Start of Records for this exercise
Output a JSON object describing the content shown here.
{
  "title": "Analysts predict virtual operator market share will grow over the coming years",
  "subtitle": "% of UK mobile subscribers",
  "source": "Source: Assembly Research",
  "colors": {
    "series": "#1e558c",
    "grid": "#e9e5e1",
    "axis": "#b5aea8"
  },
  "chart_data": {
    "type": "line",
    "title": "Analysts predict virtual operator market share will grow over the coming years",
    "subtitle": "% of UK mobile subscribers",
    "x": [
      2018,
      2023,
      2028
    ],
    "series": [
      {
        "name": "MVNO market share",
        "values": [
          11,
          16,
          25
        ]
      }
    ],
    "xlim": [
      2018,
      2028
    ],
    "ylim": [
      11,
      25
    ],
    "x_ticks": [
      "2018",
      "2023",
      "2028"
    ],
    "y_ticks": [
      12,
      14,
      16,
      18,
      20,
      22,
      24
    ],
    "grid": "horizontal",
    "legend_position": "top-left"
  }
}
End of Records for this exercise
Return the entries above exactly as they appear.

Output a JSON object describing the content shown here.
{
  "title": "Analysts predict virtual operator market share will grow over the coming years",
  "subtitle": "% of UK mobile subscribers",
  "source": "Source: Assembly Research",
  "colors": {
    "series": "#1e558c",
    "grid": "#e9e5e1",
    "axis": "#b5aea8"
  },
  "chart_data": {
    "type": "line",
    "title": "Analysts predict virtual operator market share will grow over the coming years",
    "subtitle": "% of UK mobile subscribers",
    "x": [
      2018,
      2023,
      2028
    ],
    "series": [
      {
        "name": "MVNO market share",
        "values": [
          11,
          16,
          25
        ]
      }
    ],
    "xlim": [
      2018,
      2028
    ],
    "ylim": [
      11,
      25
    ],
    "x_ticks": [
      "2018",
      "2023",
      "2028"
    ],
    "y_ticks": [
      12,
      14,
      16,
      18,
      20,
      22,
      24
    ],
    "grid": "horizontal",
    "legend_position": "top-left"
  }
}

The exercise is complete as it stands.